> [SET PROBLEM] Reproduce the records below word for word, leaving out the pictures.

> [Spatial annotation entries]
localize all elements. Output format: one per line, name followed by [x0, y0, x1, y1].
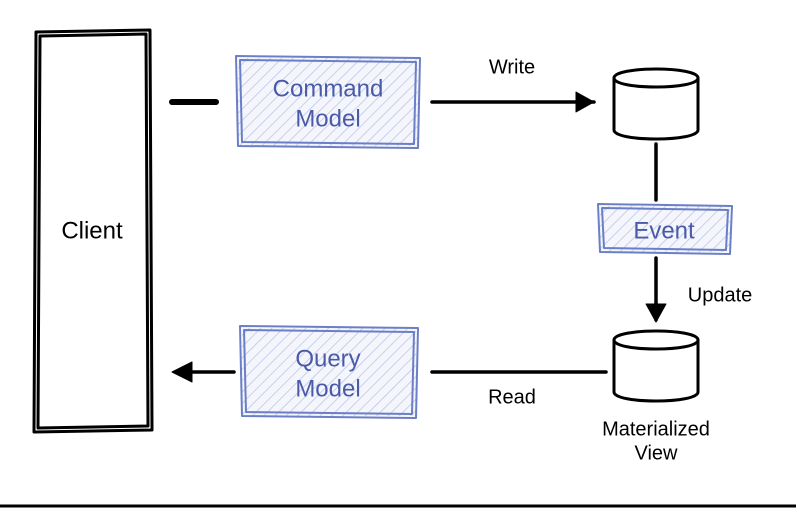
command-model-label-1: Command	[273, 75, 384, 102]
edge-query-to-client	[172, 362, 234, 382]
node-command-model: Command Model	[236, 56, 420, 148]
node-client: Client	[34, 30, 152, 432]
node-event: Event	[598, 204, 732, 254]
client-label: Client	[61, 217, 123, 244]
query-model-label-1: Query	[295, 345, 360, 372]
edge-readdb-to-query: Read	[432, 372, 606, 408]
write-label: Write	[489, 56, 535, 78]
event-label: Event	[633, 217, 695, 244]
query-model-label-2: Model	[295, 375, 360, 402]
read-db-caption-2: View	[635, 442, 679, 464]
node-write-db	[614, 69, 698, 139]
edge-command-to-writedb: Write	[432, 56, 594, 112]
edge-event-to-readdb: Update	[646, 258, 752, 322]
read-label: Read	[488, 386, 536, 408]
command-model-label-2: Model	[295, 105, 360, 132]
node-read-db: Materialized View	[602, 331, 710, 464]
node-query-model: Query Model	[240, 326, 418, 418]
read-db-caption-1: Materialized	[602, 418, 710, 440]
update-label: Update	[688, 284, 753, 306]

> [FULL RESPONSE]
localize all elements. Output format: one per line, name followed by [x0, y0, x1, y1].
command-model-label-1: Command	[273, 75, 384, 102]
edge-query-to-client	[172, 362, 234, 382]
node-command-model: Command Model	[236, 56, 420, 148]
node-client: Client	[34, 30, 152, 432]
node-event: Event	[598, 204, 732, 254]
client-label: Client	[61, 217, 123, 244]
query-model-label-1: Query	[295, 345, 360, 372]
edge-readdb-to-query: Read	[432, 372, 606, 408]
write-label: Write	[489, 56, 535, 78]
event-label: Event	[633, 217, 695, 244]
query-model-label-2: Model	[295, 375, 360, 402]
read-db-caption-2: View	[635, 442, 679, 464]
node-write-db	[614, 69, 698, 139]
edge-command-to-writedb: Write	[432, 56, 594, 112]
edge-event-to-readdb: Update	[646, 258, 752, 322]
read-label: Read	[488, 386, 536, 408]
command-model-label-2: Model	[295, 105, 360, 132]
node-read-db: Materialized View	[602, 331, 710, 464]
node-query-model: Query Model	[240, 326, 418, 418]
read-db-caption-1: Materialized	[602, 418, 710, 440]
update-label: Update	[688, 284, 753, 306]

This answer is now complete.